What to produce ->
In the material below, find every line with "months" and pull it out.

Task material ->
++++++++++
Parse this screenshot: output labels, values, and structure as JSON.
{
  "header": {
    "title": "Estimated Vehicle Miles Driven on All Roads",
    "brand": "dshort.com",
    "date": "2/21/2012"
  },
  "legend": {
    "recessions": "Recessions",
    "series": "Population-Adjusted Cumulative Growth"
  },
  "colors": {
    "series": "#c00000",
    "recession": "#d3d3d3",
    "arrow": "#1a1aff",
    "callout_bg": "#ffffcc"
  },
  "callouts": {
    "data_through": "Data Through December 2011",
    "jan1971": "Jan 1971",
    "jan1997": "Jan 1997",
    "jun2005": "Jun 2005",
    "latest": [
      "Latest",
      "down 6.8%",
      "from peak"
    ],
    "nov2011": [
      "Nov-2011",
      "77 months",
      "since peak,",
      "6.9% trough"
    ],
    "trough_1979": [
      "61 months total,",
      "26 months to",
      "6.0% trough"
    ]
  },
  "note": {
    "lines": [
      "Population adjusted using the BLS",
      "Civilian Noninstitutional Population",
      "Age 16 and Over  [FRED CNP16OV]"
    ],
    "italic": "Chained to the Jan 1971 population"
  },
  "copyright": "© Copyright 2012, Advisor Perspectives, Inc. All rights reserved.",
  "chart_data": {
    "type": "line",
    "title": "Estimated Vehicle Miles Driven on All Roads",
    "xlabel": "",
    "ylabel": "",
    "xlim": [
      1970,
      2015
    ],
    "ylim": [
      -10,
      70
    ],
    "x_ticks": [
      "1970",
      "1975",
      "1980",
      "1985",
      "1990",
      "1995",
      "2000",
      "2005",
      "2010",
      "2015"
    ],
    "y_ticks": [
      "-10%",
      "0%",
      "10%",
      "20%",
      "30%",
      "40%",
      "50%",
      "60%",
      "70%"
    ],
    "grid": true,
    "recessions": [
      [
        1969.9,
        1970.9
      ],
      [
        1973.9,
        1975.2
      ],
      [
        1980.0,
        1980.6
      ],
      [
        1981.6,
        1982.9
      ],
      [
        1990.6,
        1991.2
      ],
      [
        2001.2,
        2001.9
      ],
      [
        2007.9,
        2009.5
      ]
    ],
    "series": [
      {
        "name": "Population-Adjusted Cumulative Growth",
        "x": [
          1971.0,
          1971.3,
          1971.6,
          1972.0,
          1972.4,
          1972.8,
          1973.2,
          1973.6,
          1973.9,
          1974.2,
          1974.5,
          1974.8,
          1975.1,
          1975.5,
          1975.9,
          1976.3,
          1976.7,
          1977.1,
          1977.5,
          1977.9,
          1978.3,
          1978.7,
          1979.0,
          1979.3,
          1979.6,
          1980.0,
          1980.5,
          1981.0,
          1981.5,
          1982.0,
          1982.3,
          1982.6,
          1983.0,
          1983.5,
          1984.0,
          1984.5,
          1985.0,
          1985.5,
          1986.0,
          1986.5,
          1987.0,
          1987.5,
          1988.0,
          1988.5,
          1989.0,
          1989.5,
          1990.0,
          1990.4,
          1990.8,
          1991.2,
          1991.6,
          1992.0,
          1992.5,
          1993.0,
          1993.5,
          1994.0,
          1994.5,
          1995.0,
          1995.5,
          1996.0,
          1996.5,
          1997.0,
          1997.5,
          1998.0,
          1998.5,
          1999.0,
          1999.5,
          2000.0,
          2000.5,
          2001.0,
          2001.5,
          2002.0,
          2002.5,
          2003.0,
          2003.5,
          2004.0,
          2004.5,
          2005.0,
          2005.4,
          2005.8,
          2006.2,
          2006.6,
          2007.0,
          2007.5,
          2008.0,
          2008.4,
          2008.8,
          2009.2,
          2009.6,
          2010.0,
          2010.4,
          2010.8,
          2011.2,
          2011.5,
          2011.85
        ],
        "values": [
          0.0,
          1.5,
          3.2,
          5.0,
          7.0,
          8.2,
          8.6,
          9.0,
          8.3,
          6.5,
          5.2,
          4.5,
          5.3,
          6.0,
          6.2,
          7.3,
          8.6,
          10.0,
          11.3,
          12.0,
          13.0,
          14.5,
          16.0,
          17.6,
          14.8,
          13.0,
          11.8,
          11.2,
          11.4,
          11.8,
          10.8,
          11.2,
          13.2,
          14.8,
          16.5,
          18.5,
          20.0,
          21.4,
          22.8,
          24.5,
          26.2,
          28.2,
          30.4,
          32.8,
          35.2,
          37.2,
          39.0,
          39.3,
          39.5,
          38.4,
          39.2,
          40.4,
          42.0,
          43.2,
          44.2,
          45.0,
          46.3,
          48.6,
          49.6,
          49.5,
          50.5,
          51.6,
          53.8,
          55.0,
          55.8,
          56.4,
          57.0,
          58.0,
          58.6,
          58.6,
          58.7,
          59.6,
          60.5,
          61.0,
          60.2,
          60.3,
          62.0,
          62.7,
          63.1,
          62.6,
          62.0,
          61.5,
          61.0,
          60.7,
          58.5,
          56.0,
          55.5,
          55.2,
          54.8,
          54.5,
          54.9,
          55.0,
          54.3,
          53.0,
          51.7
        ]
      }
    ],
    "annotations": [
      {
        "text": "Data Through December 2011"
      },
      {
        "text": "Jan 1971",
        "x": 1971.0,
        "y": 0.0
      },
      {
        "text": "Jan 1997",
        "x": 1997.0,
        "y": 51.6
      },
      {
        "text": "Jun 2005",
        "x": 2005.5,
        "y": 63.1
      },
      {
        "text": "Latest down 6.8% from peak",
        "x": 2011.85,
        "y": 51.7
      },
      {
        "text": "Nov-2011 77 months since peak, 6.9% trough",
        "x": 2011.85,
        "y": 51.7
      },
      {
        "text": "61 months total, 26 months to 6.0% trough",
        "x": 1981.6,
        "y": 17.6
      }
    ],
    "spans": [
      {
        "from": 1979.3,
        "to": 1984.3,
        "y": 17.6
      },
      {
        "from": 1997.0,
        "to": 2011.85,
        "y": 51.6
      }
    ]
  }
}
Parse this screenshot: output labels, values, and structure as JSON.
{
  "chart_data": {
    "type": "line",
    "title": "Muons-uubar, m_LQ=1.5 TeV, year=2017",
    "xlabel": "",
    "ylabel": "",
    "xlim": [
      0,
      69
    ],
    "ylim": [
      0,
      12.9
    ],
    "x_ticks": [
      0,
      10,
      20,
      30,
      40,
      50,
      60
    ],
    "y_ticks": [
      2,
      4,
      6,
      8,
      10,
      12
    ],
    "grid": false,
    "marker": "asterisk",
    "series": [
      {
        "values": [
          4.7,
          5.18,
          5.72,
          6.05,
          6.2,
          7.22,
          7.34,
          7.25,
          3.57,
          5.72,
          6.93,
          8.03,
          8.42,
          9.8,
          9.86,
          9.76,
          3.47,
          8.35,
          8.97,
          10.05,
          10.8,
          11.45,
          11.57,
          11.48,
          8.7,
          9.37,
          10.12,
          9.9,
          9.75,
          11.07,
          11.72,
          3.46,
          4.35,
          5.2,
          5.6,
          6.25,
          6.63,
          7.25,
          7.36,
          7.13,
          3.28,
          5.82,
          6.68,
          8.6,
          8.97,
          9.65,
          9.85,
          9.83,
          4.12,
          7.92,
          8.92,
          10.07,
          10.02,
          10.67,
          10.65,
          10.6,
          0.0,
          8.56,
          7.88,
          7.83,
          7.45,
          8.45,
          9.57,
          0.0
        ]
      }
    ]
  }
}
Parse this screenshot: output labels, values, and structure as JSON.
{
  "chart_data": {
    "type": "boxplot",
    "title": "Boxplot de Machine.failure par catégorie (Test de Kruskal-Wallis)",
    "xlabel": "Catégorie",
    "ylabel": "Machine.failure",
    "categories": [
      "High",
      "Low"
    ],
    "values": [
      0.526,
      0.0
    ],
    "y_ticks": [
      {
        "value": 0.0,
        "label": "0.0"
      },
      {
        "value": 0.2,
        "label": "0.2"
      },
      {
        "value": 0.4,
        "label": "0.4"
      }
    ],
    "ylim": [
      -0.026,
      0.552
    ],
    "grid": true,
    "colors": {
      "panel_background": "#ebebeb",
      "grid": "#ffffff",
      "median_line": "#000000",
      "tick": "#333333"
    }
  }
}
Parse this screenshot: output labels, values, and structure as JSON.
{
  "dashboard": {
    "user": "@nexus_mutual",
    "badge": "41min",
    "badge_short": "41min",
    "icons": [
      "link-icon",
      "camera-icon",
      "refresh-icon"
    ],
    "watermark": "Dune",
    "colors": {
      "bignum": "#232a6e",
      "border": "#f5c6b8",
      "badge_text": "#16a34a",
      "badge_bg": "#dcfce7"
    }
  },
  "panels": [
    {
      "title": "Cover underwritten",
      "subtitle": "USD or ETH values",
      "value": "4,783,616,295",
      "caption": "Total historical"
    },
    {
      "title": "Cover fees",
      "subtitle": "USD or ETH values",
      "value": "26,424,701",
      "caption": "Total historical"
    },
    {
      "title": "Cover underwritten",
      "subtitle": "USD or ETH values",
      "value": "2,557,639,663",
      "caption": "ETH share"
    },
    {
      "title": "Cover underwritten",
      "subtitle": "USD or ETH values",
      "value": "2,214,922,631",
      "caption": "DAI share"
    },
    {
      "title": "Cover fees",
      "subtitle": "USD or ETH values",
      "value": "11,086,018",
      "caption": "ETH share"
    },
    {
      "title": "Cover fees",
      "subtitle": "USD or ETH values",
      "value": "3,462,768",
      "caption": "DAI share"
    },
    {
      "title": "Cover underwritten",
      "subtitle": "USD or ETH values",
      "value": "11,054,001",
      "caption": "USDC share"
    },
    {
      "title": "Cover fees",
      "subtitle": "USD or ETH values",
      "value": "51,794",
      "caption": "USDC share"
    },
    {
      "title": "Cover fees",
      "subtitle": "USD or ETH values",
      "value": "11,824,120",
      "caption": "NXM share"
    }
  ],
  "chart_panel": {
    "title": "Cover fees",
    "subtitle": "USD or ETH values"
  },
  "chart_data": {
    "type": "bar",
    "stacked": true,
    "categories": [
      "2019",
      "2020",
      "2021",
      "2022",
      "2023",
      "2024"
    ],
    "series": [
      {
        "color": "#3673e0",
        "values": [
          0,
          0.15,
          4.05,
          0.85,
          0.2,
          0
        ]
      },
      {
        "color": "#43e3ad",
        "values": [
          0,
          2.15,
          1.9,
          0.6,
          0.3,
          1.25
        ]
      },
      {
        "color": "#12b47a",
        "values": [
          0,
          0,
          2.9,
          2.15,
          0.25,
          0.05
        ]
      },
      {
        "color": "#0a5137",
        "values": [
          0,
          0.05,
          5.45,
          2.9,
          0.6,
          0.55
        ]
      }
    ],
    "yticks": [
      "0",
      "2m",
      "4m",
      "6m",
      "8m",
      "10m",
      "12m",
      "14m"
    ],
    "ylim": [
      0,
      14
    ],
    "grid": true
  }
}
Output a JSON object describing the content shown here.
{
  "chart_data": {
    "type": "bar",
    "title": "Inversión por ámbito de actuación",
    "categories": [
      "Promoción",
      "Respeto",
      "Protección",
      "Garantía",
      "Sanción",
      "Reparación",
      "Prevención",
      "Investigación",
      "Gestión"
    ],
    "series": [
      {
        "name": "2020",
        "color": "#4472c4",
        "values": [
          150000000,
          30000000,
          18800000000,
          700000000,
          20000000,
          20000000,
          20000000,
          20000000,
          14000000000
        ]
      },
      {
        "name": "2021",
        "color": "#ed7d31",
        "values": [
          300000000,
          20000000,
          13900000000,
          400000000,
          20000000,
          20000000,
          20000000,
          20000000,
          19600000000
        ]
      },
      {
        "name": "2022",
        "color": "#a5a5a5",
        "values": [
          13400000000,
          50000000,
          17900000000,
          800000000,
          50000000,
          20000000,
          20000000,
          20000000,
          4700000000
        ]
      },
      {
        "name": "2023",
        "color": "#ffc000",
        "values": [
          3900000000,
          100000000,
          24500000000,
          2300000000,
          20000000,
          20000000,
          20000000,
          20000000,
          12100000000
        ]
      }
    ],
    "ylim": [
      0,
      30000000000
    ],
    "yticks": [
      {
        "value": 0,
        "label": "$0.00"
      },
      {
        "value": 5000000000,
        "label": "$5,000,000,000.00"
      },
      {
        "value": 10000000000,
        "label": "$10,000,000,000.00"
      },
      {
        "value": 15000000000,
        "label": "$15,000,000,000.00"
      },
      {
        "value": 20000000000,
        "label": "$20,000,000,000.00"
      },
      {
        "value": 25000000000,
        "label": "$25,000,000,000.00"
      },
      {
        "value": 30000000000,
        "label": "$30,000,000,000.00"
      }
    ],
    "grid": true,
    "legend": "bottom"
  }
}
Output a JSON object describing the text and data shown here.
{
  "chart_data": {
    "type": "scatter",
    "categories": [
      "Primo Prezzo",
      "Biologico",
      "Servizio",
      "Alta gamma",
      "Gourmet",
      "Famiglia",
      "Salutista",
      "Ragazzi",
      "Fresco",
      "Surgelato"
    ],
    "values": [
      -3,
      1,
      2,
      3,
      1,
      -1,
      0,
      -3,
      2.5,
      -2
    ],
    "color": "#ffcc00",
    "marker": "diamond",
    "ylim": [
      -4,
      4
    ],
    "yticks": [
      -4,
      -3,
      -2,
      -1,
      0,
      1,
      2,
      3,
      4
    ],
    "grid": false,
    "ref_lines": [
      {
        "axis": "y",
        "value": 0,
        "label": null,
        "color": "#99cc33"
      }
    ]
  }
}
++++++++++
Solution below ->
      "77 months",
      "61 months total,",
      "26 months to",
        "text": "Nov-2011 77 months since peak, 6.9% trough",
        "text": "61 months total, 26 months to 6.0% trough",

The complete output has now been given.